◆ **Set exercise**
Where a line holds the word "JSON", copy that line.

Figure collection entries
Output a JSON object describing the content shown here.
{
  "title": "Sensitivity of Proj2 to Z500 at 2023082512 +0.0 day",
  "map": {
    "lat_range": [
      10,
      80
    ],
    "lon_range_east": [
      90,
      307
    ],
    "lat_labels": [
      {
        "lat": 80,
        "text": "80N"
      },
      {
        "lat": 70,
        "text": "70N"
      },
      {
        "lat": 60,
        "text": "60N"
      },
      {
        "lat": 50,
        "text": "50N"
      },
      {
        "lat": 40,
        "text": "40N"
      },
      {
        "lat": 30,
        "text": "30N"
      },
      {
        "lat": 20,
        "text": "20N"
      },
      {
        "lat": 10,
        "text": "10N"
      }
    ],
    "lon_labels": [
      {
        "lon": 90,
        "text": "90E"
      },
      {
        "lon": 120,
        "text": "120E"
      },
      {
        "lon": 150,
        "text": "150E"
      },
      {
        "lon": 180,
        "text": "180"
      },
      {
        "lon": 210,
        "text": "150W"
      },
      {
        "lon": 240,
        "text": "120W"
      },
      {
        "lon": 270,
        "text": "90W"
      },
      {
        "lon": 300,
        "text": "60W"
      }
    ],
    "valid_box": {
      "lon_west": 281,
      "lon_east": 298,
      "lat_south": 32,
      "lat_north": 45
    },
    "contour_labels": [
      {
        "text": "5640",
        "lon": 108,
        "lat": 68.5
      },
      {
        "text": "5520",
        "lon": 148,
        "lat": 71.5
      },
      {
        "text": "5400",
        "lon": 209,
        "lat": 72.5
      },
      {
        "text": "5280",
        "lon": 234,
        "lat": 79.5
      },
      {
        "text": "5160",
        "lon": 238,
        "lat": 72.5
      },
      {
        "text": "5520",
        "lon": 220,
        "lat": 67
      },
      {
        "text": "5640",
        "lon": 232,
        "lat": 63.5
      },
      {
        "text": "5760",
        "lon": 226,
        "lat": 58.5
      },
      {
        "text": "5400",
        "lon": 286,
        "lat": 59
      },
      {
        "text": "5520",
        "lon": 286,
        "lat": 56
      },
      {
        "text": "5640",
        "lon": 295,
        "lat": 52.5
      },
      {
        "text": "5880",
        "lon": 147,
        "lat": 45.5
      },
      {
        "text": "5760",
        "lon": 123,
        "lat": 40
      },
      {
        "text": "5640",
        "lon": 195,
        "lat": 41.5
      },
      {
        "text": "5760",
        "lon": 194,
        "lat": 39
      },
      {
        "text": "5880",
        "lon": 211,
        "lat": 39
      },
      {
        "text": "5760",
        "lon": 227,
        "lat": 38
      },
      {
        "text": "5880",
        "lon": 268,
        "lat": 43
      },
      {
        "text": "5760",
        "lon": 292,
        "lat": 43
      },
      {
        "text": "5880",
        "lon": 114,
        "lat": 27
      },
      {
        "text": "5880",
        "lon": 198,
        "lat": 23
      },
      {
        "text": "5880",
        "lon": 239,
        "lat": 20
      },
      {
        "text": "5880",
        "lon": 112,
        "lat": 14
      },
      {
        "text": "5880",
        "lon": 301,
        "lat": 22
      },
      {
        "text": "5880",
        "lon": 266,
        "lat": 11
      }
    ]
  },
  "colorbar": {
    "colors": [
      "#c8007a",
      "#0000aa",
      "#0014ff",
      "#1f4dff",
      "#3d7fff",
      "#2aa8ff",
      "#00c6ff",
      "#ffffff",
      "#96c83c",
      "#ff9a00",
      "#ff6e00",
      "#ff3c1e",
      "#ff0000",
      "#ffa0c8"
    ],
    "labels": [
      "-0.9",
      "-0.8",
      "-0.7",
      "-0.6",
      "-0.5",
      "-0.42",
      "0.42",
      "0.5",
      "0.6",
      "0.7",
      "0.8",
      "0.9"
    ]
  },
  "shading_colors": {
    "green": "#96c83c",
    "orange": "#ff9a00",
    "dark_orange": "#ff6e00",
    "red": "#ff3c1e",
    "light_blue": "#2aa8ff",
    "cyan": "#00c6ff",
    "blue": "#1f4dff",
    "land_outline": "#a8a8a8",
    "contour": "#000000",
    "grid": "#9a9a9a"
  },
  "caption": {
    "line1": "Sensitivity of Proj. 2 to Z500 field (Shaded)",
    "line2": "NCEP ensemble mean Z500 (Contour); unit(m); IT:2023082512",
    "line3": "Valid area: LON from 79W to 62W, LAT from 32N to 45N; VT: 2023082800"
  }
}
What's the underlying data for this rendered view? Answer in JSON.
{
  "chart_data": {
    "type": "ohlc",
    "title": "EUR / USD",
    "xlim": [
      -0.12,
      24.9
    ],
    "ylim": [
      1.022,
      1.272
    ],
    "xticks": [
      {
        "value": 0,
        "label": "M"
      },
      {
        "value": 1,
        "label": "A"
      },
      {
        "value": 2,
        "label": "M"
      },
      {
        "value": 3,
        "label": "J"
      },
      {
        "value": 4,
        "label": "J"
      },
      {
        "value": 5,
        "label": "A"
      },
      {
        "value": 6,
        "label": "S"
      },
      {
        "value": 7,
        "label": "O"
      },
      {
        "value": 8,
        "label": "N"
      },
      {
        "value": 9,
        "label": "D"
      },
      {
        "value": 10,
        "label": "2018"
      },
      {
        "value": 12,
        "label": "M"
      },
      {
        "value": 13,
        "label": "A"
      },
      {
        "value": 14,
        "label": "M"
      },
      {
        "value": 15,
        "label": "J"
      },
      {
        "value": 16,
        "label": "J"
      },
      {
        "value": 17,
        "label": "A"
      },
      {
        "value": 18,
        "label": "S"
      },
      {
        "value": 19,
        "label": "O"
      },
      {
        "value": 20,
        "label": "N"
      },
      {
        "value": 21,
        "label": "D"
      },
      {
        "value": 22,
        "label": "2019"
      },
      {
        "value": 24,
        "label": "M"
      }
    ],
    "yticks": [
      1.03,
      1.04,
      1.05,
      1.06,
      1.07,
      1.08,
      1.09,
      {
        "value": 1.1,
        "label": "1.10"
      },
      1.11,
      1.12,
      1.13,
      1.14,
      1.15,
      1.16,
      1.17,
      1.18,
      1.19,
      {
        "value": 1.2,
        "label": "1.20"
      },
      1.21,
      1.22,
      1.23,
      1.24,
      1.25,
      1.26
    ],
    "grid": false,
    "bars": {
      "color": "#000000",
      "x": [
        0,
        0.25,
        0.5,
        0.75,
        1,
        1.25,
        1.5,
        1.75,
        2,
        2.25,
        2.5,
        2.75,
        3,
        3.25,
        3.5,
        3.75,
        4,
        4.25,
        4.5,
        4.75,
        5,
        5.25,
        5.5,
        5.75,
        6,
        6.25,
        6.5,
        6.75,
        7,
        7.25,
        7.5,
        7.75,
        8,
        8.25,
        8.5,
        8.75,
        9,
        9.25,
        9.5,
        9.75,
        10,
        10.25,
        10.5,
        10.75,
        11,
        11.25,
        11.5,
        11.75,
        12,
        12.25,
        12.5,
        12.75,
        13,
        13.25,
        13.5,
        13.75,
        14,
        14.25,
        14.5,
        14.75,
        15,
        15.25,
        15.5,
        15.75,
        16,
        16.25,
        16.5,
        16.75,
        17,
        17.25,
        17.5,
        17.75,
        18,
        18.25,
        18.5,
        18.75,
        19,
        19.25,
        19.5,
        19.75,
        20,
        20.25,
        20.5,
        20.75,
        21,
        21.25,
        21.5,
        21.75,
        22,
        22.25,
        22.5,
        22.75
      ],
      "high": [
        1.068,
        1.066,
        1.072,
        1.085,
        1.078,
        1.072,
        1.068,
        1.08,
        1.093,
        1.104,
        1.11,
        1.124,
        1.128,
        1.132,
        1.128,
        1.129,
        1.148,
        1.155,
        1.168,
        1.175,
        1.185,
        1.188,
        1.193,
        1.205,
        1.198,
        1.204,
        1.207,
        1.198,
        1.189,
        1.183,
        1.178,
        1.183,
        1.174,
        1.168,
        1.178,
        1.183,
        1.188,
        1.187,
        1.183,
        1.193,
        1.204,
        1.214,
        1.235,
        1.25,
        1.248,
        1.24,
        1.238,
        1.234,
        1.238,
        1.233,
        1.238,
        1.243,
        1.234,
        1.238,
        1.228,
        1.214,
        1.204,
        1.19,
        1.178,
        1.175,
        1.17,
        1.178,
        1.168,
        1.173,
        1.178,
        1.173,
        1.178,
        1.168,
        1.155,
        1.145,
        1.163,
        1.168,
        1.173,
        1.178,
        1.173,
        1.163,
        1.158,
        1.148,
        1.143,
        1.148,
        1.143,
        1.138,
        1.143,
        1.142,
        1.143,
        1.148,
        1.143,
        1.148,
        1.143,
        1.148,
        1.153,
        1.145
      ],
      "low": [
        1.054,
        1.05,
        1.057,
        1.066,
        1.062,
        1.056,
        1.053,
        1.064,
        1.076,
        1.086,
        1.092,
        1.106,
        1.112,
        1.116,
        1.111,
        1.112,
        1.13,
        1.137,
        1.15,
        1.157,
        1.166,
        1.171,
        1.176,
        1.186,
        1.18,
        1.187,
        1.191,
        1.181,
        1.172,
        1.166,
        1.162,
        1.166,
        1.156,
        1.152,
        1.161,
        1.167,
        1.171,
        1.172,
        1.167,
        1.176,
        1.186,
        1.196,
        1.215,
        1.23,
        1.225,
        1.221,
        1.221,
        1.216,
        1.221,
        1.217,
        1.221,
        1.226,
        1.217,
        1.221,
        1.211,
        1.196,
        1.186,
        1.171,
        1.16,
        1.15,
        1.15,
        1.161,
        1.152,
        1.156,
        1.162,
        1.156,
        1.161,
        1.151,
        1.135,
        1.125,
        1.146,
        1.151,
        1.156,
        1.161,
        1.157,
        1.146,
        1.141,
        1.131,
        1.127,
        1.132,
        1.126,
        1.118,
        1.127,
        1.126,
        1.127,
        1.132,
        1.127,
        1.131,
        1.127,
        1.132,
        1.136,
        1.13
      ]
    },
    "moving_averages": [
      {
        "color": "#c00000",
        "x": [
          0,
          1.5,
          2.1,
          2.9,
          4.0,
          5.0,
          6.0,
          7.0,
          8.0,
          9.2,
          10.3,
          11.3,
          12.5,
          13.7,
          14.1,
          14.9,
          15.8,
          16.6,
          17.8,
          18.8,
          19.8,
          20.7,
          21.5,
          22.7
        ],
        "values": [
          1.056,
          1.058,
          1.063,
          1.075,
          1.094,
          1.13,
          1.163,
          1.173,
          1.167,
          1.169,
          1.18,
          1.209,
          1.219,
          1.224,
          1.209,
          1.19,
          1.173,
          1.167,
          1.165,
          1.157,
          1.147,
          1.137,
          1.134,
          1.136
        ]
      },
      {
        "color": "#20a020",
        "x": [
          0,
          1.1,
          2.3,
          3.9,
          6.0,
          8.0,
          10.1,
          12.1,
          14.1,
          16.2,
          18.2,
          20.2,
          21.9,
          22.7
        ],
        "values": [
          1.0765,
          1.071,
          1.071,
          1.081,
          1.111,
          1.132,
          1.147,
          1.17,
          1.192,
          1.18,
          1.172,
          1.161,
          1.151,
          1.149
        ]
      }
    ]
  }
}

◆ **Expected answer**
Output a JSON object describing the content shown here.
What's the underlying data for this rendered view? Answer in JSON.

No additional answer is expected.